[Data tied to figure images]
──────────────────────────────

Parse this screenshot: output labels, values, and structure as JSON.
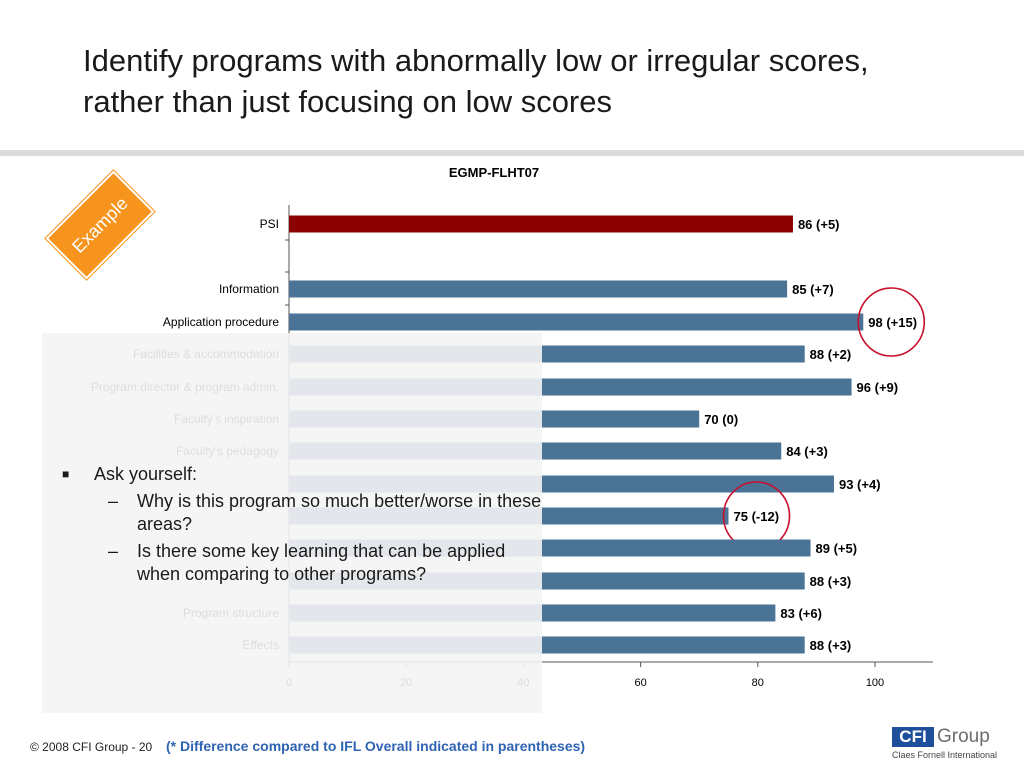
{
  "slide": {
    "title_line1": "Identify programs with abnormally low or irregular scores,",
    "title_line2": "rather than just focusing on low scores",
    "badge": "Example",
    "bullet": "Ask yourself:",
    "sub_bullets": [
      "Why is this program so much better/worse in these areas?",
      "Is there some key learning that can be applied when comparing to other programs?"
    ],
    "footer_copyright": "© 2008 CFI Group - 20",
    "footer_note": "(* Difference compared to IFL Overall indicated in parentheses)",
    "logo_box": "CFI",
    "logo_word": "Group",
    "logo_sub": "Claes Fornell International"
  },
  "colors": {
    "psi_bar": "#8b0000",
    "bar": "#4a7396",
    "highlight_circle": "#c8102e",
    "badge": "#f7941d",
    "footer_note": "#2f63b3"
  },
  "chart_data": {
    "type": "bar",
    "orientation": "horizontal",
    "title": "EGMP-FLHT07",
    "categories": [
      "PSI",
      "Information",
      "Application procedure",
      "Facilities & accommodation",
      "Program director & program admin.",
      "Faculty's inspiration",
      "Faculty's pedagogy",
      "",
      "",
      "",
      "",
      "Program structure",
      "Effects"
    ],
    "values": [
      86,
      85,
      98,
      88,
      96,
      70,
      84,
      93,
      75,
      89,
      88,
      83,
      88
    ],
    "value_labels": [
      "86 (+5)",
      "85 (+7)",
      "98 (+15)",
      "88 (+2)",
      "96 (+9)",
      "70 (0)",
      "84 (+3)",
      "93 (+4)",
      "75 (-12)",
      "89 (+5)",
      "88 (+3)",
      "83 (+6)",
      "88 (+3)"
    ],
    "highlighted": [
      "98 (+15)",
      "75 (-12)"
    ],
    "xlim": [
      0,
      110
    ],
    "xticks": [
      0,
      20,
      40,
      60,
      80,
      100
    ],
    "grid": false,
    "legend": "none"
  }
}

──────────────────────────────

Scan the lines for the string "structure". Pick out every line that has it.

- Complete output
Parse this screenshot: output labels, values, and structure as JSON.
      "Program structure",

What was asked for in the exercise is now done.